Stated problem:
Retype every line of the items below without changing anything, and omit the pictures from your answer.

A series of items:
⟨
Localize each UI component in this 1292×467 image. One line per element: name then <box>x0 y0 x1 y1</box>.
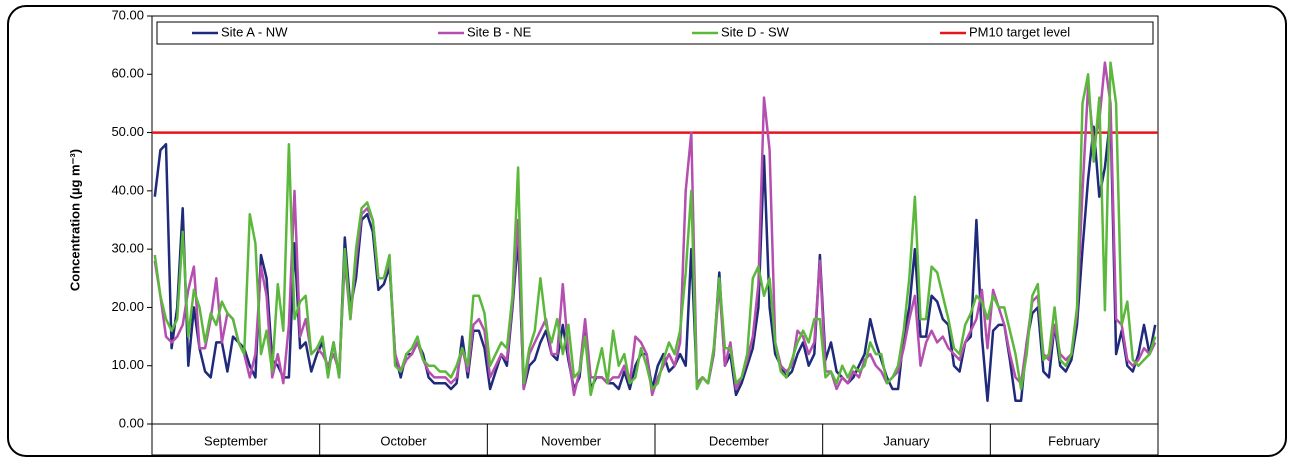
frame <box>7 5 1287 457</box>
y-tick-label: 70.00 <box>111 7 144 22</box>
legend-label: Site B - NE <box>467 24 532 39</box>
y-tick-label: 50.00 <box>111 124 144 139</box>
plot-area <box>151 15 1159 425</box>
y-axis-label: Concentration (µg m⁻³) <box>67 149 82 291</box>
x-tick-label: February <box>1048 433 1101 448</box>
series-line <box>153 61 1157 397</box>
legend-label: Site A - NW <box>221 24 288 39</box>
legend-label: Site D - SW <box>721 24 790 39</box>
y-tick-label: 30.00 <box>111 241 144 256</box>
y-tick-label: 20.00 <box>111 299 144 314</box>
y-tick-label: 0.00 <box>119 415 144 430</box>
x-tick-label: September <box>204 433 268 448</box>
y-tick-label: 10.00 <box>111 357 144 372</box>
y-tick-label: 60.00 <box>111 66 144 81</box>
x-tick-label: December <box>709 433 770 448</box>
x-tick-label: November <box>541 433 602 448</box>
x-tick-label: October <box>380 433 427 448</box>
y-tick-label: 40.00 <box>111 182 144 197</box>
x-tick-label: January <box>883 433 930 448</box>
legend <box>156 21 1154 45</box>
legend-label: PM10 target level <box>969 24 1070 39</box>
series-line <box>153 113 1157 402</box>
⟩
Task result:
Localize each UI component in this 1292×467 image. One line per element: name then <box>x0 y0 x1 y1</box>.
frame <box>7 5 1287 457</box>
y-tick-label: 70.00 <box>111 7 144 22</box>
legend-label: Site B - NE <box>467 24 532 39</box>
y-tick-label: 50.00 <box>111 124 144 139</box>
plot-area <box>151 15 1159 425</box>
y-axis-label: Concentration (µg m⁻³) <box>67 149 82 291</box>
x-tick-label: February <box>1048 433 1101 448</box>
series-line <box>153 61 1157 397</box>
legend-label: Site A - NW <box>221 24 288 39</box>
legend-label: Site D - SW <box>721 24 790 39</box>
y-tick-label: 30.00 <box>111 241 144 256</box>
y-tick-label: 20.00 <box>111 299 144 314</box>
y-tick-label: 0.00 <box>119 415 144 430</box>
x-tick-label: September <box>204 433 268 448</box>
y-tick-label: 10.00 <box>111 357 144 372</box>
y-tick-label: 60.00 <box>111 66 144 81</box>
x-tick-label: December <box>709 433 770 448</box>
x-tick-label: November <box>541 433 602 448</box>
x-tick-label: October <box>380 433 427 448</box>
y-tick-label: 40.00 <box>111 182 144 197</box>
x-tick-label: January <box>883 433 930 448</box>
legend <box>156 21 1154 45</box>
legend-label: PM10 target level <box>969 24 1070 39</box>
series-line <box>153 113 1157 402</box>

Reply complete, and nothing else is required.